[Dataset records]
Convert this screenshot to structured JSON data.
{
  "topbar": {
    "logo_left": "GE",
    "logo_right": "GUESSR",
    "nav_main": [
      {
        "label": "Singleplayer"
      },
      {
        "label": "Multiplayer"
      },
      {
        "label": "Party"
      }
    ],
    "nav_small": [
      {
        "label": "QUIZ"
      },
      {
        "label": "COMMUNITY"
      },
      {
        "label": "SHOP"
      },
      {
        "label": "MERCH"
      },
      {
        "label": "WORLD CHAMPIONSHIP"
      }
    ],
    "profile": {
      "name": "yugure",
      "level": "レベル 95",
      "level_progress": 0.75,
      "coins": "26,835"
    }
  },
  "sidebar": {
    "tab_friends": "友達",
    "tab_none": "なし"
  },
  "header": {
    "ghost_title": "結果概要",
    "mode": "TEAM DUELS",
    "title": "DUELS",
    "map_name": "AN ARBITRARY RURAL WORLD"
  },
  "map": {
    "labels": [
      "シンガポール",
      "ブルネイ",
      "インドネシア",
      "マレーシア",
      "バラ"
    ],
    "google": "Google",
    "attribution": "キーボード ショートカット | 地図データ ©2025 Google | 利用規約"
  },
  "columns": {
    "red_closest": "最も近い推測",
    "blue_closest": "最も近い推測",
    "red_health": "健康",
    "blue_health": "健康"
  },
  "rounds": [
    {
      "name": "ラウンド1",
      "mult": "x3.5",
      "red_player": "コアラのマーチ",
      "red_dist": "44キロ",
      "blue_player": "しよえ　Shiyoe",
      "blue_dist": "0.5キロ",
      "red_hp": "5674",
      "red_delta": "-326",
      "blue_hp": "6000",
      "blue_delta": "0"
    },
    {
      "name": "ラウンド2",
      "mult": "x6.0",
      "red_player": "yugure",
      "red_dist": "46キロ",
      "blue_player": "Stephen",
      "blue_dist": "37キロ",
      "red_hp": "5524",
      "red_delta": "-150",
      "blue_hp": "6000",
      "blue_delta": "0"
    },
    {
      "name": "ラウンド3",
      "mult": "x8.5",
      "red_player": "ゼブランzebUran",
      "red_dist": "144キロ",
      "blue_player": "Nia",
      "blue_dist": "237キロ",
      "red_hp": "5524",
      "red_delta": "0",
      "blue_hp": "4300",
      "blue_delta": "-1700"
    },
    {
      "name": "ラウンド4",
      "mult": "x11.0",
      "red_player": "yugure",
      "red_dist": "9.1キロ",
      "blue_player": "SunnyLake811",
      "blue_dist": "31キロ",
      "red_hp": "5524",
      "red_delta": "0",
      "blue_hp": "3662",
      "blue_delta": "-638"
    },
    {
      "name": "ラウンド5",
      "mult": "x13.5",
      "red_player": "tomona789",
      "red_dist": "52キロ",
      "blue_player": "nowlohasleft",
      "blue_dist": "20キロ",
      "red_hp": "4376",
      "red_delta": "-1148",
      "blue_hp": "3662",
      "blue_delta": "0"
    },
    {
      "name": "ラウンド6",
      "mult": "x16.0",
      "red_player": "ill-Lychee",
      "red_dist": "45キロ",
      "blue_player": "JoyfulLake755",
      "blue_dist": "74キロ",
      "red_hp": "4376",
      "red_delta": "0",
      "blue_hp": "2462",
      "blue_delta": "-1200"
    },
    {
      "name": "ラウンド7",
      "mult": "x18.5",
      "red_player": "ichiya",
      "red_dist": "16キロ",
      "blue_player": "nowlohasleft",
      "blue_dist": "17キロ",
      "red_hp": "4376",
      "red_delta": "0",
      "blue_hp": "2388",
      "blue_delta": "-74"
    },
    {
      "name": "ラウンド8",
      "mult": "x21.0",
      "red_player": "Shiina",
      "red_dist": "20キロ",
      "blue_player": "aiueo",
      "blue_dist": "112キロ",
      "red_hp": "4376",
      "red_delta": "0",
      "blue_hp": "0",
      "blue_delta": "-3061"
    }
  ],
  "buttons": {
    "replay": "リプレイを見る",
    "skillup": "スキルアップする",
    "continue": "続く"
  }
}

■ WHAT IS BEING ASKED
Your task is to output the full set of records exactly as presented.

■ FINAL RESULT
Convert this screenshot to structured JSON data.
{
  "topbar": {
    "logo_left": "GE",
    "logo_right": "GUESSR",
    "nav_main": [
      {
        "label": "Singleplayer"
      },
      {
        "label": "Multiplayer"
      },
      {
        "label": "Party"
      }
    ],
    "nav_small": [
      {
        "label": "QUIZ"
      },
      {
        "label": "COMMUNITY"
      },
      {
        "label": "SHOP"
      },
      {
        "label": "MERCH"
      },
      {
        "label": "WORLD CHAMPIONSHIP"
      }
    ],
    "profile": {
      "name": "yugure",
      "level": "レベル 95",
      "level_progress": 0.75,
      "coins": "26,835"
    }
  },
  "sidebar": {
    "tab_friends": "友達",
    "tab_none": "なし"
  },
  "header": {
    "ghost_title": "結果概要",
    "mode": "TEAM DUELS",
    "title": "DUELS",
    "map_name": "AN ARBITRARY RURAL WORLD"
  },
  "map": {
    "labels": [
      "シンガポール",
      "ブルネイ",
      "インドネシア",
      "マレーシア",
      "バラ"
    ],
    "google": "Google",
    "attribution": "キーボード ショートカット | 地図データ ©2025 Google | 利用規約"
  },
  "columns": {
    "red_closest": "最も近い推測",
    "blue_closest": "最も近い推測",
    "red_health": "健康",
    "blue_health": "健康"
  },
  "rounds": [
    {
      "name": "ラウンド1",
      "mult": "x3.5",
      "red_player": "コアラのマーチ",
      "red_dist": "44キロ",
      "blue_player": "しよえ　Shiyoe",
      "blue_dist": "0.5キロ",
      "red_hp": "5674",
      "red_delta": "-326",
      "blue_hp": "6000",
      "blue_delta": "0"
    },
    {
      "name": "ラウンド2",
      "mult": "x6.0",
      "red_player": "yugure",
      "red_dist": "46キロ",
      "blue_player": "Stephen",
      "blue_dist": "37キロ",
      "red_hp": "5524",
      "red_delta": "-150",
      "blue_hp": "6000",
      "blue_delta": "0"
    },
    {
      "name": "ラウンド3",
      "mult": "x8.5",
      "red_player": "ゼブランzebUran",
      "red_dist": "144キロ",
      "blue_player": "Nia",
      "blue_dist": "237キロ",
      "red_hp": "5524",
      "red_delta": "0",
      "blue_hp": "4300",
      "blue_delta": "-1700"
    },
    {
      "name": "ラウンド4",
      "mult": "x11.0",
      "red_player": "yugure",
      "red_dist": "9.1キロ",
      "blue_player": "SunnyLake811",
      "blue_dist": "31キロ",
      "red_hp": "5524",
      "red_delta": "0",
      "blue_hp": "3662",
      "blue_delta": "-638"
    },
    {
      "name": "ラウンド5",
      "mult": "x13.5",
      "red_player": "tomona789",
      "red_dist": "52キロ",
      "blue_player": "nowlohasleft",
      "blue_dist": "20キロ",
      "red_hp": "4376",
      "red_delta": "-1148",
      "blue_hp": "3662",
      "blue_delta": "0"
    },
    {
      "name": "ラウンド6",
      "mult": "x16.0",
      "red_player": "ill-Lychee",
      "red_dist": "45キロ",
      "blue_player": "JoyfulLake755",
      "blue_dist": "74キロ",
      "red_hp": "4376",
      "red_delta": "0",
      "blue_hp": "2462",
      "blue_delta": "-1200"
    },
    {
      "name": "ラウンド7",
      "mult": "x18.5",
      "red_player": "ichiya",
      "red_dist": "16キロ",
      "blue_player": "nowlohasleft",
      "blue_dist": "17キロ",
      "red_hp": "4376",
      "red_delta": "0",
      "blue_hp": "2388",
      "blue_delta": "-74"
    },
    {
      "name": "ラウンド8",
      "mult": "x21.0",
      "red_player": "Shiina",
      "red_dist": "20キロ",
      "blue_player": "aiueo",
      "blue_dist": "112キロ",
      "red_hp": "4376",
      "red_delta": "0",
      "blue_hp": "0",
      "blue_delta": "-3061"
    }
  ],
  "buttons": {
    "replay": "リプレイを見る",
    "skillup": "スキルアップする",
    "continue": "続く"
  }
}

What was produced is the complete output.